=== Task inputs ===

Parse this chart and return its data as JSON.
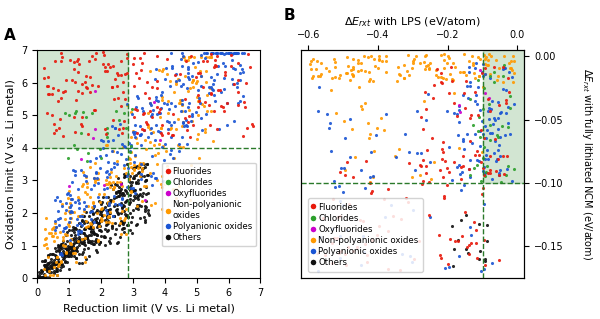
{
  "panel_A": {
    "title": "A",
    "xlabel": "Reduction limit (V vs. Li metal)",
    "ylabel": "Oxidation limit (V vs. Li metal)",
    "xlim": [
      0,
      7
    ],
    "ylim": [
      0,
      7
    ],
    "vline": 2.85,
    "hline": 4.0,
    "xticks": [
      0,
      1,
      2,
      3,
      4,
      5,
      6,
      7
    ],
    "yticks": [
      0,
      1,
      2,
      3,
      4,
      5,
      6,
      7
    ]
  },
  "panel_B": {
    "title": "B",
    "top_xlabel": "ΔE_rxt with LPS (eV/atom)",
    "right_ylabel": "ΔE_rxt with fully lithiated NCM (eV/atom)",
    "xlim": [
      -0.62,
      0.02
    ],
    "ylim": [
      -0.175,
      0.005
    ],
    "vline": -0.1,
    "hline": -0.1,
    "xticks": [
      -0.6,
      -0.4,
      -0.2,
      0.0
    ],
    "yticks": [
      0.0,
      -0.05,
      -0.1,
      -0.15
    ]
  },
  "legend_labels": [
    "Fluorides",
    "Chlorides",
    "Oxyfluorides",
    "Non-polyanionic\noxides",
    "Polyanionic oxides",
    "Others"
  ],
  "legend_labels_B": [
    "Fluorides",
    "Chlorides",
    "Oxyfluorides",
    "Non-polyanionic oxides",
    "Polyanionic oxides",
    "Others"
  ],
  "legend_colors": [
    "#e8190c",
    "#2ca02c",
    "#cc00cc",
    "#ff9900",
    "#1a55d4",
    "#111111"
  ],
  "marker_size": 5,
  "alpha": 0.9,
  "figsize": [
    6.0,
    3.19
  ],
  "dpi": 100,
  "green_color": "#90c090",
  "green_alpha": 0.4,
  "dashes_color": "#2a7a2a"
}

===

What is being asked - Find each line with the string "atom" and copy it out.

The output -
    "top_xlabel": "ΔE_rxt with LPS (eV/atom)",
    "right_ylabel": "ΔE_rxt with fully lithiated NCM (eV/atom)",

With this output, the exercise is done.